● Stored records:
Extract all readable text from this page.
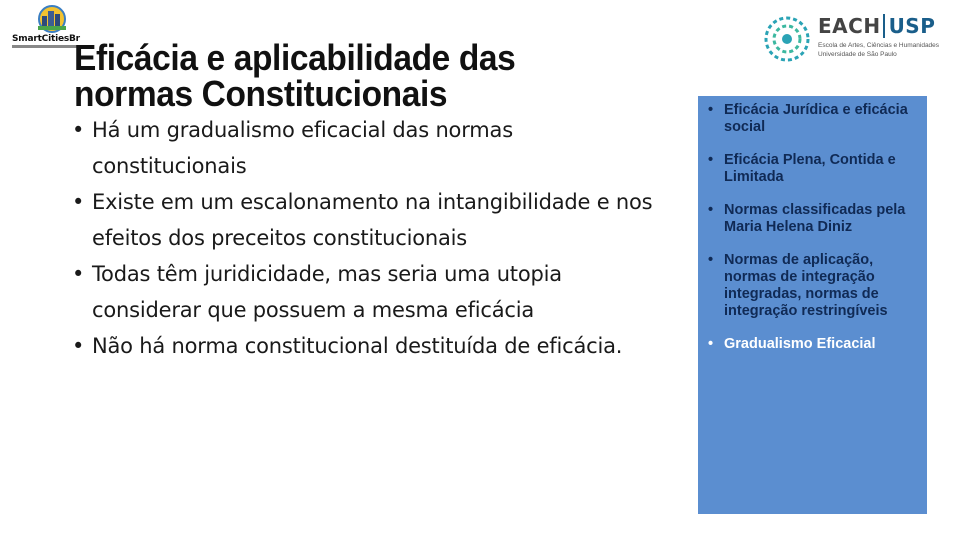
SmartCitiesBr
Eficácia e aplicabilidade das normas Constitucionais
• Há um gradualismo eficacial das normas constitucionais
• Existe em um escalonamento na intangibilidade e nos efeitos dos preceitos constitucionais
• Todas têm juridicidade, mas seria uma utopia considerar que possuem a mesma eficácia
• Não há norma constitucional destituída de eficácia.
EACH USP
Escola de Artes, Ciências e Humanidades
Universidade de São Paulo
• Eficácia Jurídica e eficácia social
• Eficácia Plena, Contida e Limitada
• Normas classificadas pela Maria Helena Diniz
• Normas de aplicação, normas de integração integradas, normas de integração restringíveis
• Gradualismo Eficacial
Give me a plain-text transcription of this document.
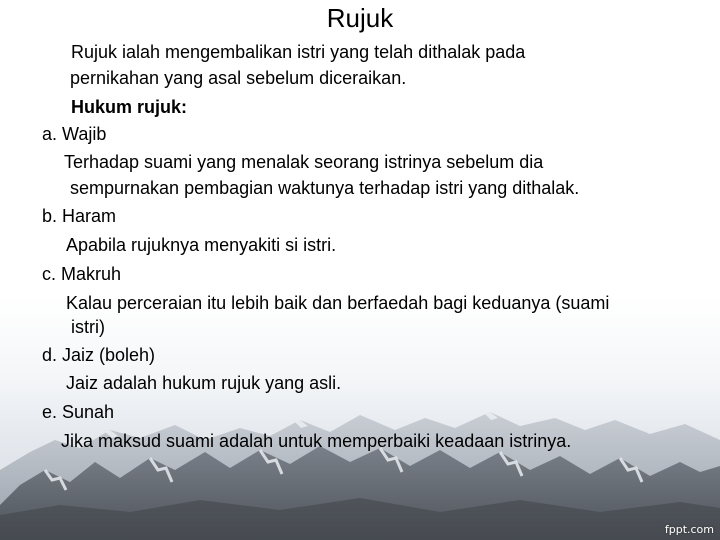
Rujuk
Rujuk ialah mengembalikan istri yang telah dithalak pada
pernikahan yang asal sebelum diceraikan.
Hukum rujuk:
a. Wajib
Terhadap suami yang menalak seorang istrinya sebelum dia
sempurnakan pembagian waktunya terhadap istri yang dithalak.
b. Haram
Apabila rujuknya menyakiti si istri.
c. Makruh
Kalau perceraian itu lebih baik dan berfaedah bagi keduanya (suami
istri)
d. Jaiz (boleh)
Jaiz adalah hukum rujuk yang asli.
e. Sunah
Jika maksud suami adalah untuk memperbaiki keadaan istrinya.
fppt.com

● PROBLEM: Filter the entries above down to the lines containing the word "suami".

● THE RESULT:
Terhadap suami yang menalak seorang istrinya sebelum dia
Kalau perceraian itu lebih baik dan berfaedah bagi keduanya (suami
Jika maksud suami adalah untuk memperbaiki keadaan istrinya.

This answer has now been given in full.